◆ PROMPT
Reproduce the biographical text about Allison Miner word for word, in full.

Elizabeth Allison Miner (née Crowther) (September 23, 1949 – December 23, 1995) was a music promoter and manager who was instrumental in the early production of the New Orleans Jazz & Heritage Festival and the later career of pianist Professor Longhair.

Early life
Allison Miner was born Elizabeth Allison Crowther in Baltimore, Maryland and grew up in Daytona Beach, Florida where she attended Seabreeze High School. During high school she performed as a vocalist with her friend and classmate Duane Allman and his brother Gregg's fledgling band at local venues under the billing A. Miner & The Allman Joys. The brothers would go on to become The Allman Brothers Band.

Career

New Orleans Jazz & Heritage Festival
After moving to New Orleans, LA in 1968, Miner began a career as a music manager, archivist and festival promoter. When George Wein, the founder of the Newport Jazz Festival and Newport Folk Festival, asked the Tulane University Jazz archive's then director Richard Allen to recommend people who could help him launch a New Orleans music festival in Congo Square, he suggested his employee Miner. Miner and  Quint Davis began rounding up interested musicians. The first festival had so few attendees that the staff ended up giving tickets away at a nearby school. The festival grew into what is today the New Orleans Jazz & Heritage Festival.

Miner helped run the festival for its first five years. She is largely credited with the founding the New Orleans Jazz & Heritage Foundation Archive, which contains recordings from musicians interviewed at the festival as well as other documents, photographs and ephemera related to the Festival and the Foundation's holdings including early WWOZ 90.7-FM recordings.

Music manager and producer
She also went on to guide the career of Professor Longhair, aka Henry Roeland Byrd, from the mid-1970s until his death in 1980. During those years, he toured overseas, produced popular recordings and gained critical acclaim. Her husband at the time, Andrew Kaslow, led Professor Longhair's back-up band. "Her devotion to Professor Longhair gave him the best years of his life," Wein was quoted as saying in Miner's obituary that ran in The Times-Picayune.

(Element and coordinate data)
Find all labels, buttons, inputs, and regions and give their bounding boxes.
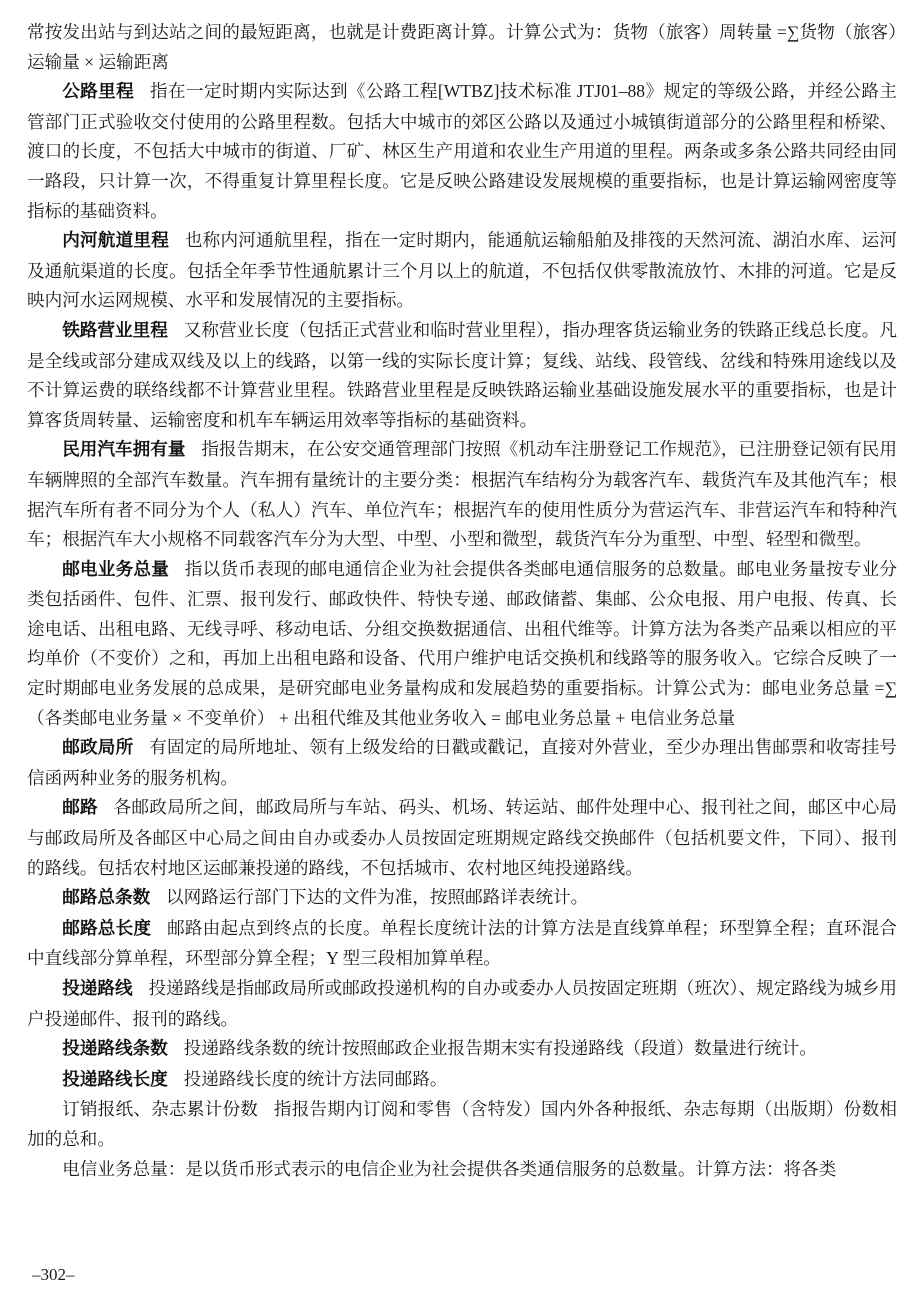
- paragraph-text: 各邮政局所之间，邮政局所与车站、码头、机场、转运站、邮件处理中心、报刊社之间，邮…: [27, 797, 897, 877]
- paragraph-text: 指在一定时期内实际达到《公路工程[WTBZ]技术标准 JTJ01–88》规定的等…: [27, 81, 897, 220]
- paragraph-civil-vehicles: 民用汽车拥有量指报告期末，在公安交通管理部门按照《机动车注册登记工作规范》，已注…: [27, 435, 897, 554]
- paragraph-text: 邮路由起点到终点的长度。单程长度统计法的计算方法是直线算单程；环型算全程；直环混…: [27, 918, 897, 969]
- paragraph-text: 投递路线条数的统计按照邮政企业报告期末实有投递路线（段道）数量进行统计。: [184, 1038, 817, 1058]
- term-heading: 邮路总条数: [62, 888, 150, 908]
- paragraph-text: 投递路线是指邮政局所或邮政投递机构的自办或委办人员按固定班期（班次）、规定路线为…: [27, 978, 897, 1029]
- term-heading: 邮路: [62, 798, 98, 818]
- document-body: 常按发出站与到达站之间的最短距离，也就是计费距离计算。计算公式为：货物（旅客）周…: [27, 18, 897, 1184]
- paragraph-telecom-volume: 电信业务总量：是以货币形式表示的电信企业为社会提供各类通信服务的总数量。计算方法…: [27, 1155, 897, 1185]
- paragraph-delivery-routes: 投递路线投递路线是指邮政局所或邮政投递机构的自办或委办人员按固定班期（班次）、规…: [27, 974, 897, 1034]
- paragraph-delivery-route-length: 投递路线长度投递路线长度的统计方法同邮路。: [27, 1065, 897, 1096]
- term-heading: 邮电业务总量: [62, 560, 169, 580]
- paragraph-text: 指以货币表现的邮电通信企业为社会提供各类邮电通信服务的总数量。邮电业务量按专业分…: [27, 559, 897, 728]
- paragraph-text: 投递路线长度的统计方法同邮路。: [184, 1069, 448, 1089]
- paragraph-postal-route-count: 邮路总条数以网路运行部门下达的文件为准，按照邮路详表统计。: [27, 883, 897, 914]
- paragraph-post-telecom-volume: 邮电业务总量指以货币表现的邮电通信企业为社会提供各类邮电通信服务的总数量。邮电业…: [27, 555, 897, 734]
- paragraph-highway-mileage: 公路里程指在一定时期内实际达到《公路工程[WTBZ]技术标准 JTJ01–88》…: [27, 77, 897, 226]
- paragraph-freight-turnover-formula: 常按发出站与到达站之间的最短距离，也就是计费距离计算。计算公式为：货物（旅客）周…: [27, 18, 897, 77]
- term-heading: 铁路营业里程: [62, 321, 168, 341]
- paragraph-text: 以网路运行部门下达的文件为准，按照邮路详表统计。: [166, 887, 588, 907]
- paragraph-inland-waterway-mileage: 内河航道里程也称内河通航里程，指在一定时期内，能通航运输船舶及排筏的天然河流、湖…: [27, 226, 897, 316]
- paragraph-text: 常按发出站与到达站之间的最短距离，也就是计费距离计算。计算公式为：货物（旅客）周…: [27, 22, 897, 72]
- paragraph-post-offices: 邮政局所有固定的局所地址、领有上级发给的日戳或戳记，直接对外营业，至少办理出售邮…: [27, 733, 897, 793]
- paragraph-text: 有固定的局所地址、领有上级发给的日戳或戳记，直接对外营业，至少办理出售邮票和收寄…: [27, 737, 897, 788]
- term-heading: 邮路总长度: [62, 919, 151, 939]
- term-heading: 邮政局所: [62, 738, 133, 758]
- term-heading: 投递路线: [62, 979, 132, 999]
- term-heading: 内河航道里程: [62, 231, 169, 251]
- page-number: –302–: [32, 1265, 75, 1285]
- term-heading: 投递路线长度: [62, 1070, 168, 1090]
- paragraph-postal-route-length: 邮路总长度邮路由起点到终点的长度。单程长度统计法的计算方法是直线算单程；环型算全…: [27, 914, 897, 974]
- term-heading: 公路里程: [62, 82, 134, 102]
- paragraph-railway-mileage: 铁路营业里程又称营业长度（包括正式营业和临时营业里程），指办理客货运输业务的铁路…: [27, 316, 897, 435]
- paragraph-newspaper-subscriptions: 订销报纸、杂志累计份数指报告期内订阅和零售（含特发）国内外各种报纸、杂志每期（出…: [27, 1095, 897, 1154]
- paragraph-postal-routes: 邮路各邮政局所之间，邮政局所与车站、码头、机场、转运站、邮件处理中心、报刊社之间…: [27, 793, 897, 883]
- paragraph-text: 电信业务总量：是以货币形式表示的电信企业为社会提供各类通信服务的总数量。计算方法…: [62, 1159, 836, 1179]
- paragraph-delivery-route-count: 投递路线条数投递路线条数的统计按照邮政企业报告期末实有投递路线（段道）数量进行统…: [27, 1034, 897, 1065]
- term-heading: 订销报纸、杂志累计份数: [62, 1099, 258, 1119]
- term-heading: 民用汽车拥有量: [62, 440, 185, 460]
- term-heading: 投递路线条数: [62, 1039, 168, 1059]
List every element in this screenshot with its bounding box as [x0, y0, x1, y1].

* * *

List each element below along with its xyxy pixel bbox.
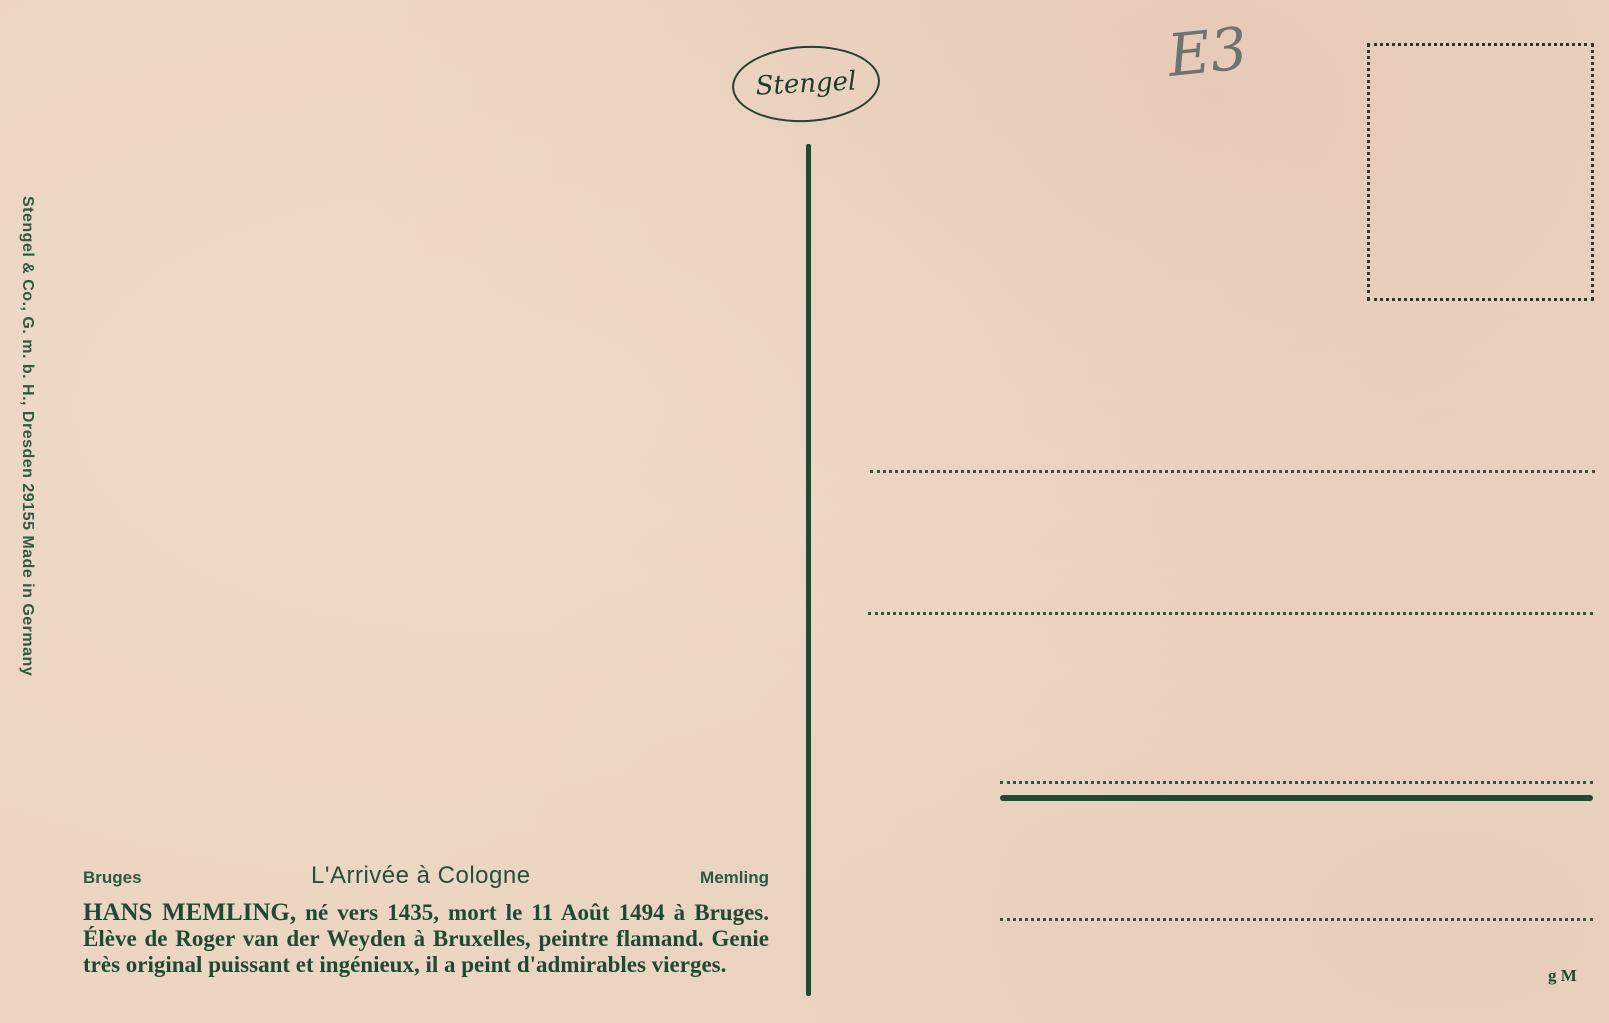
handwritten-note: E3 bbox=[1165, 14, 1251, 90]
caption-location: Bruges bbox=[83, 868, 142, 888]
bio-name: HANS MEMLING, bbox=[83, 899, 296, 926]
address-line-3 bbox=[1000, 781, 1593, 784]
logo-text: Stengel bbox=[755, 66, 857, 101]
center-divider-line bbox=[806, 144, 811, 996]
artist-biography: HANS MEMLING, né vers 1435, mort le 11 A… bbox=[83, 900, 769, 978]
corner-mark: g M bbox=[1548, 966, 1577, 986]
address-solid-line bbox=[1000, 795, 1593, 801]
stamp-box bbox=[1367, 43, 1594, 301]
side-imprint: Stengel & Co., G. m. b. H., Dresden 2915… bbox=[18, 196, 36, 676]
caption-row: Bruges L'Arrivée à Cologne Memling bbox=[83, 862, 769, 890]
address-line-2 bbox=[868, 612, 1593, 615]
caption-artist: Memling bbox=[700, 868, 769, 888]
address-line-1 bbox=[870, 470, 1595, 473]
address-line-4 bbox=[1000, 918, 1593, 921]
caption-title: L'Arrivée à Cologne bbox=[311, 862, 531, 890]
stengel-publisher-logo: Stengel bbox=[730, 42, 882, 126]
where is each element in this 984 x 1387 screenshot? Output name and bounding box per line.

◆ WRITTEN RESPONSE
Elizabeth Allison Miner (née Crowther) (September 23, 1949 – December 23, 1995) was a music promoter and manager who was instrumental in the early production of the New Orleans Jazz & Heritage Festival and the later career of pianist Professor Longhair.

Early life
Allison Miner was born Elizabeth Allison Crowther in Baltimore, Maryland and grew up in Daytona Beach, Florida where she attended Seabreeze High School. During high school she performed as a vocalist with her friend and classmate Duane Allman and his brother Gregg's fledgling band at local venues under the billing A. Miner & The Allman Joys. The brothers would go on to become The Allman Brothers Band.

Career

New Orleans Jazz & Heritage Festival
After moving to New Orleans, LA in 1968, Miner began a career as a music manager, archivist and festival promoter. When George Wein, the founder of the Newport Jazz Festival and Newport Folk Festival, asked the Tulane University Jazz archive's then director Richard Allen to recommend people who could help him launch a New Orleans music festival in Congo Square, he suggested his employee Miner. Miner and  Quint Davis began rounding up interested musicians. The first festival had so few attendees that the staff ended up giving tickets away at a nearby school. The festival grew into what is today the New Orleans Jazz & Heritage Festival.

Miner helped run the festival for its first five years. She is largely credited with the founding the New Orleans Jazz & Heritage Foundation Archive, which contains recordings from musicians interviewed at the festival as well as other documents, photographs and ephemera related to the Festival and the Foundation's holdings including early WWOZ 90.7-FM recordings.

Music manager and producer
She also went on to guide the career of Professor Longhair, aka Henry Roeland Byrd, from the mid-1970s until his death in 1980. During those years, he toured overseas, produced popular recordings and gained critical acclaim. Her husband at the time, Andrew Kaslow, led Professor Longhair's back-up band. "Her devotion to Professor Longhair gave him the best years of his life," Wein was quoted as saying in Miner's obituary that ran in The Times-Picayune.